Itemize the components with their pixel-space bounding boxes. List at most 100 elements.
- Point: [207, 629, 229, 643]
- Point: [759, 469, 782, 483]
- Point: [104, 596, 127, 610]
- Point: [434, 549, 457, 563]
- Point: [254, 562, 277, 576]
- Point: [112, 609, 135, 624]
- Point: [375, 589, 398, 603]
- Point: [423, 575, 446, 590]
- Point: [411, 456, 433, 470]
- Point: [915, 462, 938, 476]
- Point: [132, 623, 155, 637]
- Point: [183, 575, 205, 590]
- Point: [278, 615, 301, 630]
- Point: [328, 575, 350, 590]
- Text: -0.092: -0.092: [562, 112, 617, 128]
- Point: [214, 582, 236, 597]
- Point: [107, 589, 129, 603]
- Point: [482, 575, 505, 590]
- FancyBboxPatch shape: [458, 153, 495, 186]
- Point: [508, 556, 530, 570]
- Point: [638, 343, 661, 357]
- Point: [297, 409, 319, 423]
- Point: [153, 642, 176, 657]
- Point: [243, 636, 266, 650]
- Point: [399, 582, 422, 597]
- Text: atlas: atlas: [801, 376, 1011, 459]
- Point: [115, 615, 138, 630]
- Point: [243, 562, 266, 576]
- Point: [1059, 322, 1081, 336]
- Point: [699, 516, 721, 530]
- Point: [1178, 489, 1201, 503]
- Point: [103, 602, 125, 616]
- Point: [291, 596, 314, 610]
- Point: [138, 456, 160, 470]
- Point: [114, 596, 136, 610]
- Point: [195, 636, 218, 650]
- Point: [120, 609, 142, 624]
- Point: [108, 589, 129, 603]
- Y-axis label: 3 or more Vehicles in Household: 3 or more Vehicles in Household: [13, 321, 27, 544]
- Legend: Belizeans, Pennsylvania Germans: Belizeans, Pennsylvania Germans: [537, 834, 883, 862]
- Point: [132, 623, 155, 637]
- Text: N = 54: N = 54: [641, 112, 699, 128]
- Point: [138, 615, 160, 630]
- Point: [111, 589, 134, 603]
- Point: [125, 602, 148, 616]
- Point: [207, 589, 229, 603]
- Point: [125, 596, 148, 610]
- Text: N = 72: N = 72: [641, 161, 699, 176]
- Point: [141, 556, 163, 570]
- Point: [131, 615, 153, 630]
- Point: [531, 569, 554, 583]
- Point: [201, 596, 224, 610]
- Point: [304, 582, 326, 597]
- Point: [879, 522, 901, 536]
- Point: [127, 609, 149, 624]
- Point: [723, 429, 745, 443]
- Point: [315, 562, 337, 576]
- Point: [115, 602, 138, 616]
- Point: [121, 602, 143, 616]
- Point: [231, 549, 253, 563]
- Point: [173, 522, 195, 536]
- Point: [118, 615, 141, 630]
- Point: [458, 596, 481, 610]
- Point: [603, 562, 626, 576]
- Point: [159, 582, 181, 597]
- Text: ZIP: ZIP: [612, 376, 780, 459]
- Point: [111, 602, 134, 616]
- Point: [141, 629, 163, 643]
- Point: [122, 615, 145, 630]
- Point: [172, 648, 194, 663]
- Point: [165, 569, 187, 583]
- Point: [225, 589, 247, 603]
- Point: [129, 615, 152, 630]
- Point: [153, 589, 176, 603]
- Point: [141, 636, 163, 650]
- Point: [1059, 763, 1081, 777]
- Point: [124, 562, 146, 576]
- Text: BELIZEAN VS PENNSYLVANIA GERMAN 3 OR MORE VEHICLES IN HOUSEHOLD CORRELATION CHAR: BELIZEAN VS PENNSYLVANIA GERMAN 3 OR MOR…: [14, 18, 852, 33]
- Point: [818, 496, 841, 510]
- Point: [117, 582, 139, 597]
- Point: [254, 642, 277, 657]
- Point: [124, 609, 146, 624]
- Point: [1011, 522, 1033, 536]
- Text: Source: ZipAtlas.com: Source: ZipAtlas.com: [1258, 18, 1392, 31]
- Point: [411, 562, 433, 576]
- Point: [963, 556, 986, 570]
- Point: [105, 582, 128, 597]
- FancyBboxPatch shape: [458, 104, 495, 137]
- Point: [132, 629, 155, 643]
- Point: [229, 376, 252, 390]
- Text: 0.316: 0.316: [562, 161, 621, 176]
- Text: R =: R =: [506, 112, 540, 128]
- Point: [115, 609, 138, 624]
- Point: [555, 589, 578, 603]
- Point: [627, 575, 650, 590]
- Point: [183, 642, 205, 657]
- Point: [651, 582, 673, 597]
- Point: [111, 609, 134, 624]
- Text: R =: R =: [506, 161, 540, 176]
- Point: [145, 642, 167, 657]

- _Stated goal_:
Please rewrite all the items above with every "Pennsylvania Germans" changed to "Swiss Germans" and everything else unchanged.

- _The response_:
Itemize the components with their pixel-space bounding boxes. List at most 100 elements.
- Point: [207, 629, 229, 643]
- Point: [759, 469, 782, 483]
- Point: [104, 596, 127, 610]
- Point: [434, 549, 457, 563]
- Point: [254, 562, 277, 576]
- Point: [112, 609, 135, 624]
- Point: [375, 589, 398, 603]
- Point: [423, 575, 446, 590]
- Point: [411, 456, 433, 470]
- Point: [915, 462, 938, 476]
- Point: [132, 623, 155, 637]
- Point: [183, 575, 205, 590]
- Point: [278, 615, 301, 630]
- Point: [328, 575, 350, 590]
- Text: -0.092: -0.092: [562, 112, 617, 128]
- Point: [214, 582, 236, 597]
- Point: [107, 589, 129, 603]
- Point: [482, 575, 505, 590]
- FancyBboxPatch shape: [458, 153, 495, 186]
- Point: [508, 556, 530, 570]
- Point: [638, 343, 661, 357]
- Point: [297, 409, 319, 423]
- Point: [153, 642, 176, 657]
- Point: [243, 636, 266, 650]
- Point: [399, 582, 422, 597]
- Text: atlas: atlas: [801, 376, 1011, 459]
- Point: [115, 615, 138, 630]
- Point: [243, 562, 266, 576]
- Point: [1059, 322, 1081, 336]
- Point: [699, 516, 721, 530]
- Point: [1178, 489, 1201, 503]
- Point: [103, 602, 125, 616]
- Point: [291, 596, 314, 610]
- Point: [138, 456, 160, 470]
- Point: [114, 596, 136, 610]
- Point: [195, 636, 218, 650]
- Point: [120, 609, 142, 624]
- Point: [108, 589, 129, 603]
- Y-axis label: 3 or more Vehicles in Household: 3 or more Vehicles in Household: [13, 321, 27, 544]
- Legend: Belizeans, Swiss Germans: Belizeans, Swiss Germans: [537, 834, 883, 862]
- Point: [132, 623, 155, 637]
- Text: N = 54: N = 54: [641, 112, 699, 128]
- Point: [138, 615, 160, 630]
- Point: [111, 589, 134, 603]
- Point: [125, 602, 148, 616]
- Point: [207, 589, 229, 603]
- Point: [125, 596, 148, 610]
- Text: N = 72: N = 72: [641, 161, 699, 176]
- Point: [141, 556, 163, 570]
- Point: [131, 615, 153, 630]
- Point: [531, 569, 554, 583]
- Point: [201, 596, 224, 610]
- Point: [304, 582, 326, 597]
- Point: [879, 522, 901, 536]
- Point: [127, 609, 149, 624]
- Point: [723, 429, 745, 443]
- Point: [315, 562, 337, 576]
- Point: [115, 602, 138, 616]
- Point: [121, 602, 143, 616]
- Point: [231, 549, 253, 563]
- Point: [173, 522, 195, 536]
- Point: [118, 615, 141, 630]
- Point: [458, 596, 481, 610]
- Point: [603, 562, 626, 576]
- Point: [159, 582, 181, 597]
- Text: ZIP: ZIP: [612, 376, 780, 459]
- Point: [111, 602, 134, 616]
- Point: [141, 629, 163, 643]
- Point: [122, 615, 145, 630]
- Point: [172, 648, 194, 663]
- Point: [165, 569, 187, 583]
- Point: [225, 589, 247, 603]
- Point: [129, 615, 152, 630]
- Point: [153, 589, 176, 603]
- Point: [141, 636, 163, 650]
- Point: [1059, 763, 1081, 777]
- Point: [124, 562, 146, 576]
- Text: BELIZEAN VS PENNSYLVANIA GERMAN 3 OR MORE VEHICLES IN HOUSEHOLD CORRELATION CHAR: BELIZEAN VS PENNSYLVANIA GERMAN 3 OR MOR…: [14, 18, 852, 33]
- Point: [818, 496, 841, 510]
- Point: [117, 582, 139, 597]
- Point: [254, 642, 277, 657]
- Point: [124, 609, 146, 624]
- Point: [1011, 522, 1033, 536]
- Text: Source: ZipAtlas.com: Source: ZipAtlas.com: [1258, 18, 1392, 31]
- Point: [411, 562, 433, 576]
- Point: [963, 556, 986, 570]
- Point: [105, 582, 128, 597]
- FancyBboxPatch shape: [458, 104, 495, 137]
- Point: [132, 629, 155, 643]
- Point: [229, 376, 252, 390]
- Text: 0.316: 0.316: [562, 161, 621, 176]
- Text: R =: R =: [506, 112, 540, 128]
- Point: [115, 609, 138, 624]
- Point: [555, 589, 578, 603]
- Point: [627, 575, 650, 590]
- Point: [183, 642, 205, 657]
- Point: [651, 582, 673, 597]
- Point: [111, 609, 134, 624]
- Text: R =: R =: [506, 161, 540, 176]
- Point: [145, 642, 167, 657]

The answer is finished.